| PROBLEM DETAILS |
Search the records for the word "redox" and copy each line in which it appears.
"""
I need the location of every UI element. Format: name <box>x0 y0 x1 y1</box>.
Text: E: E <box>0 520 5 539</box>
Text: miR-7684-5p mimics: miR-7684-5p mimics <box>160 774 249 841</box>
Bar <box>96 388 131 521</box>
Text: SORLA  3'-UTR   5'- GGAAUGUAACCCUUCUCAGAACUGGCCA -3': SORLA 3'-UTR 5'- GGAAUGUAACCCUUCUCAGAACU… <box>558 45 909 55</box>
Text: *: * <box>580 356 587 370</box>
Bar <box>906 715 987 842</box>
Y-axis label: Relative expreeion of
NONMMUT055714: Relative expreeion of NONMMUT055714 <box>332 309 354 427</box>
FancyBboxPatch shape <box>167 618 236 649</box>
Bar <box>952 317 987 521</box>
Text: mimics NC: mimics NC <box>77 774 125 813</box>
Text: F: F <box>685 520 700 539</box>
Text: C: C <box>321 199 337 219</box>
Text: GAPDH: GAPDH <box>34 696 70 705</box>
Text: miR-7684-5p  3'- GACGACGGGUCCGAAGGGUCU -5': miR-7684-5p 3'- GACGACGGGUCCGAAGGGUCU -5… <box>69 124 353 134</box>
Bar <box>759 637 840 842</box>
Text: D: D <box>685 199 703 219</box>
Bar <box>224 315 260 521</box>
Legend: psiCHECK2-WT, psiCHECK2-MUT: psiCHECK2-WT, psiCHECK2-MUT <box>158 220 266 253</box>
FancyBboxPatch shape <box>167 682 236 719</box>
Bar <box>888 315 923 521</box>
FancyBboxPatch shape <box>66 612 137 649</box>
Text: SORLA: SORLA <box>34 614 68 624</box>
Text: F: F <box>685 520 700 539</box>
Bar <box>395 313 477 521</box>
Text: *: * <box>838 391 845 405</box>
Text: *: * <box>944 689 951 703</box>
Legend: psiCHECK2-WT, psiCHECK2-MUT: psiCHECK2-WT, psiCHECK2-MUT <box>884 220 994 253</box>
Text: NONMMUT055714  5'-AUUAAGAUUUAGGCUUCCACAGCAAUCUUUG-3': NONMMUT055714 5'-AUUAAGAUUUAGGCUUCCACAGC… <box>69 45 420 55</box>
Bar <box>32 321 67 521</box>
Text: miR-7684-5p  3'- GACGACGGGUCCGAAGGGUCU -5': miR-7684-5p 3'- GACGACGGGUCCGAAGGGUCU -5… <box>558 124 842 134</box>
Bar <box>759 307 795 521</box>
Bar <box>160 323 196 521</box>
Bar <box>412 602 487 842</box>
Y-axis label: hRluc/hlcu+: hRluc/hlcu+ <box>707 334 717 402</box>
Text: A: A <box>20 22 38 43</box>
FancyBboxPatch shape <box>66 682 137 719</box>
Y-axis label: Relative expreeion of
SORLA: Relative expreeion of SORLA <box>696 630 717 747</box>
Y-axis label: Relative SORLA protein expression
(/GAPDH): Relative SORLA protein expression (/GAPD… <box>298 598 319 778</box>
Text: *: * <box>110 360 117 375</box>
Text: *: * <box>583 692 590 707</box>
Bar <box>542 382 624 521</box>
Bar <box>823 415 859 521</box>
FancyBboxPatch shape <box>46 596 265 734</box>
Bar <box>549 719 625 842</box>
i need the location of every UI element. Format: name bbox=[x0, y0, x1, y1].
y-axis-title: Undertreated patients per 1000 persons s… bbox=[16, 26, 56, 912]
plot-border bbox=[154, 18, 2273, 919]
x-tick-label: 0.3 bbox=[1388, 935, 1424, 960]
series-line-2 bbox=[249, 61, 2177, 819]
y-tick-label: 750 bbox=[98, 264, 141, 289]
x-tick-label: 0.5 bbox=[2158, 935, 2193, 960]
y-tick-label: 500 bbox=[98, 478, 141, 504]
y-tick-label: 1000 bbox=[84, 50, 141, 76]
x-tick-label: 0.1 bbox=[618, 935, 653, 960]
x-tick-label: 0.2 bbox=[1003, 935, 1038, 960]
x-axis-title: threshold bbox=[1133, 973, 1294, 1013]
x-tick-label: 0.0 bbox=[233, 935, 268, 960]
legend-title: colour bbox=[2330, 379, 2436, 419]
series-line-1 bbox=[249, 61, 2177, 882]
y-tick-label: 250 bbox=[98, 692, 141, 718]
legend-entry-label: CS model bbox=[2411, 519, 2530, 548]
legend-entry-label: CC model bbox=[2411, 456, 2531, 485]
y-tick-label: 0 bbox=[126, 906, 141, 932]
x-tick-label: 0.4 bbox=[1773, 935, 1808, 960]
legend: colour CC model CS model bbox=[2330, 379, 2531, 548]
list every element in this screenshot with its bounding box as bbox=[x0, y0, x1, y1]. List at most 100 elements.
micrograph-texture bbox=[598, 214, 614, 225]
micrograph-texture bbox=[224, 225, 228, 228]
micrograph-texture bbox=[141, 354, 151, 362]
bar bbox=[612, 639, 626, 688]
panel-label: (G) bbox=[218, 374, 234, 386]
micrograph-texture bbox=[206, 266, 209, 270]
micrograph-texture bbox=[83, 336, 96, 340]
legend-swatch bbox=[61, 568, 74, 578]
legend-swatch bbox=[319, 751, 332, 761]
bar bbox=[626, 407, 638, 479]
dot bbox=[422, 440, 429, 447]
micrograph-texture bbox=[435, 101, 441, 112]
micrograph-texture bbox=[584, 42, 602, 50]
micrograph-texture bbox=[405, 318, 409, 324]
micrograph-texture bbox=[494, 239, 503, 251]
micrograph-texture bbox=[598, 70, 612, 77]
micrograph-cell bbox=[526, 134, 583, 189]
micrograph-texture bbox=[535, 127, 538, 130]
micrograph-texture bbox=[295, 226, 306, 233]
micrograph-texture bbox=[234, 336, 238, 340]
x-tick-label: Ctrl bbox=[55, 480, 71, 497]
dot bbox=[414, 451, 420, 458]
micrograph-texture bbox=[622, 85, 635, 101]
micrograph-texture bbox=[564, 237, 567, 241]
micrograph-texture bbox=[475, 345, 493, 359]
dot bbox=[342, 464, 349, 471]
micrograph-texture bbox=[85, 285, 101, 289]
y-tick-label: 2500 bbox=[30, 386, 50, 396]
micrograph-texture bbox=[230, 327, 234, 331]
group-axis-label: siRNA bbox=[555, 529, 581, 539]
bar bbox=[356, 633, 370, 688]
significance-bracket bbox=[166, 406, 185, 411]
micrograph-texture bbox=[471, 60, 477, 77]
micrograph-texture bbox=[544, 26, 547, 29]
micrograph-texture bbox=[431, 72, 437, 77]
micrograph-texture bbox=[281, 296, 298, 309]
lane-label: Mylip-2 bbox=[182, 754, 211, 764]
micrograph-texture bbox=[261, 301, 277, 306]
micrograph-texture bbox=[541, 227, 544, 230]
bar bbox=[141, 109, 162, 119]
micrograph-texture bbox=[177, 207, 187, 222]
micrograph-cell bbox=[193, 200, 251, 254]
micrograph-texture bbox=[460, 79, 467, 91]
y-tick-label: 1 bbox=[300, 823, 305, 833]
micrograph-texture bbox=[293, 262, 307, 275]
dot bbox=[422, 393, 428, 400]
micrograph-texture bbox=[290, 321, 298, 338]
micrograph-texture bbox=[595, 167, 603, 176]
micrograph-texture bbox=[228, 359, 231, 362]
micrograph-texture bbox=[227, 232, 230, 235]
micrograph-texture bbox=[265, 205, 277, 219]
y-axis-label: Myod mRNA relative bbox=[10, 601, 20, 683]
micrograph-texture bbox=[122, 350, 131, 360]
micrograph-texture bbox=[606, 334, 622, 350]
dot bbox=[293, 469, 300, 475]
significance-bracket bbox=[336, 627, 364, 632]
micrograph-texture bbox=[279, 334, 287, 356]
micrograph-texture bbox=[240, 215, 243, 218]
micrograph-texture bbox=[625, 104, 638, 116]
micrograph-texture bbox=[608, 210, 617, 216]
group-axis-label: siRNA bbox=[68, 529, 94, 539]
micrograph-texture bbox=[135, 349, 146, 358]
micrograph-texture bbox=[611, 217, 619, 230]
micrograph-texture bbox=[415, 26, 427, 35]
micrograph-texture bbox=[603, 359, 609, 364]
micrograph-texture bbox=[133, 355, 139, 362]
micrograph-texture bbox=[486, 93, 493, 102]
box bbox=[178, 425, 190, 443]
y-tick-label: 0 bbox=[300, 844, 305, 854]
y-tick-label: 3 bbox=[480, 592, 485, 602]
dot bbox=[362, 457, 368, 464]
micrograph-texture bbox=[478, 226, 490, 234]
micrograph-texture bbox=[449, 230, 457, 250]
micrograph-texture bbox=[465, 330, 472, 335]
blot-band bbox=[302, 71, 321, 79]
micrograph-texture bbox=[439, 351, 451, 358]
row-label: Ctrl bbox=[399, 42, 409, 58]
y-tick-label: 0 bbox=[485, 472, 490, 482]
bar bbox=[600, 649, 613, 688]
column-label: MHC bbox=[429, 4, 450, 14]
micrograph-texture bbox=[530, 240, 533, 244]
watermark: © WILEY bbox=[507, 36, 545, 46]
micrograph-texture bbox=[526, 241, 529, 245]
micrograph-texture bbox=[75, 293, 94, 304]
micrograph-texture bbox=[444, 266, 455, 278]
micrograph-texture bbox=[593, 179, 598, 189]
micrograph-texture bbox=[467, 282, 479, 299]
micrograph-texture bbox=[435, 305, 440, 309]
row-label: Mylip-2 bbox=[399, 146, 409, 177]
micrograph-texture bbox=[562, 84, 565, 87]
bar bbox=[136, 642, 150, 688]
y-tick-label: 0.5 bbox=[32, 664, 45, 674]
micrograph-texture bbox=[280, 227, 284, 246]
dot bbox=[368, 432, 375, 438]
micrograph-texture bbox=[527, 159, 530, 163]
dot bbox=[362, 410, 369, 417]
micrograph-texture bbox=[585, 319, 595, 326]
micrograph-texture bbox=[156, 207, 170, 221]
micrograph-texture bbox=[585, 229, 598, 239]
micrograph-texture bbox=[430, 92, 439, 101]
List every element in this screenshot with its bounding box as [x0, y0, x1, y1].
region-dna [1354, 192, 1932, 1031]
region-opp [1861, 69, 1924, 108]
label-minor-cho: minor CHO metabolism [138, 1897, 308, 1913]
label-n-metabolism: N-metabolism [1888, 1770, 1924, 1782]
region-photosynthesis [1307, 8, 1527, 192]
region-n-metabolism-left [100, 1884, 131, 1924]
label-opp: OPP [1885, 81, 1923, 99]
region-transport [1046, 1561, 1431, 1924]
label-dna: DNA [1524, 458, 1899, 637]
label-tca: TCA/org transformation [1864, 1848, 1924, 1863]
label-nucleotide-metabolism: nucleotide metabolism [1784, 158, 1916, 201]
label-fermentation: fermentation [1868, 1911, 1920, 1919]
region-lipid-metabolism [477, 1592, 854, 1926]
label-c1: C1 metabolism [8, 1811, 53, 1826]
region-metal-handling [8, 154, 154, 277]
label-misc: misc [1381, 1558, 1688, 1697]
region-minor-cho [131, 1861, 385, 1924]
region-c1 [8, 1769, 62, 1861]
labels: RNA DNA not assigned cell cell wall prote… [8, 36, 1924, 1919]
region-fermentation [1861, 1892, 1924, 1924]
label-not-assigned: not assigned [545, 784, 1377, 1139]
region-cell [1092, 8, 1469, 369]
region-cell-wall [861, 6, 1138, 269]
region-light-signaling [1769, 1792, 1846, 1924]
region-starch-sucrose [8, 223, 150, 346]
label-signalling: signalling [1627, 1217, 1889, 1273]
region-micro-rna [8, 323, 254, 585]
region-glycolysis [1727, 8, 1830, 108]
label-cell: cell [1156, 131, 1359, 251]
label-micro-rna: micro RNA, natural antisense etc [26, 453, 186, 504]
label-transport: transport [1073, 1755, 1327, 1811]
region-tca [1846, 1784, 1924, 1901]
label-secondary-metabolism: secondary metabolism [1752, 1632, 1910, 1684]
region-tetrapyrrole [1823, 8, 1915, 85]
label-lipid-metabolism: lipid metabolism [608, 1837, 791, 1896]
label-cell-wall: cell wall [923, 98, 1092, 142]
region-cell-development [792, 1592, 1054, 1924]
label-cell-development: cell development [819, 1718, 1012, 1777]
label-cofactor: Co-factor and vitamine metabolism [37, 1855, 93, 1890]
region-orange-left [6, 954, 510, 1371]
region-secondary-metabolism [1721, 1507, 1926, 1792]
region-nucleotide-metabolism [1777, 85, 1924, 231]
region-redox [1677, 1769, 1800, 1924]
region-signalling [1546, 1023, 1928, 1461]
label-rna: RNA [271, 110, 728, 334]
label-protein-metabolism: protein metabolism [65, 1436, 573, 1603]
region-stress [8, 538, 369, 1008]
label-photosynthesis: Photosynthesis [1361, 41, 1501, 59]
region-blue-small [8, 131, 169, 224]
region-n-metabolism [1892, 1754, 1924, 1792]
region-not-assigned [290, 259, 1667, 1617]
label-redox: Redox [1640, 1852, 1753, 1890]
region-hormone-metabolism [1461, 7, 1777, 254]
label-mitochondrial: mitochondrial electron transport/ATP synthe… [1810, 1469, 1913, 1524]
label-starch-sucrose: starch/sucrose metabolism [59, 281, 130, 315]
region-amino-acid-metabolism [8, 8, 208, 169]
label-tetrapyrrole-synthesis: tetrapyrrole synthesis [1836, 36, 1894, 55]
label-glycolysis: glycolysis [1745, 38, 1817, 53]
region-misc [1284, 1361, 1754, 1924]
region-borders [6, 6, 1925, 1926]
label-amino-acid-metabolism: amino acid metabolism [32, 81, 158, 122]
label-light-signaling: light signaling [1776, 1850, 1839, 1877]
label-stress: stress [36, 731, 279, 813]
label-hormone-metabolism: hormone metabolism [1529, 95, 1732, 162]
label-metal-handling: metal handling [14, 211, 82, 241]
"""
| ANSWER SPACE |
region-redox [1677, 1769, 1800, 1924]
label-redox: Redox [1640, 1852, 1753, 1890]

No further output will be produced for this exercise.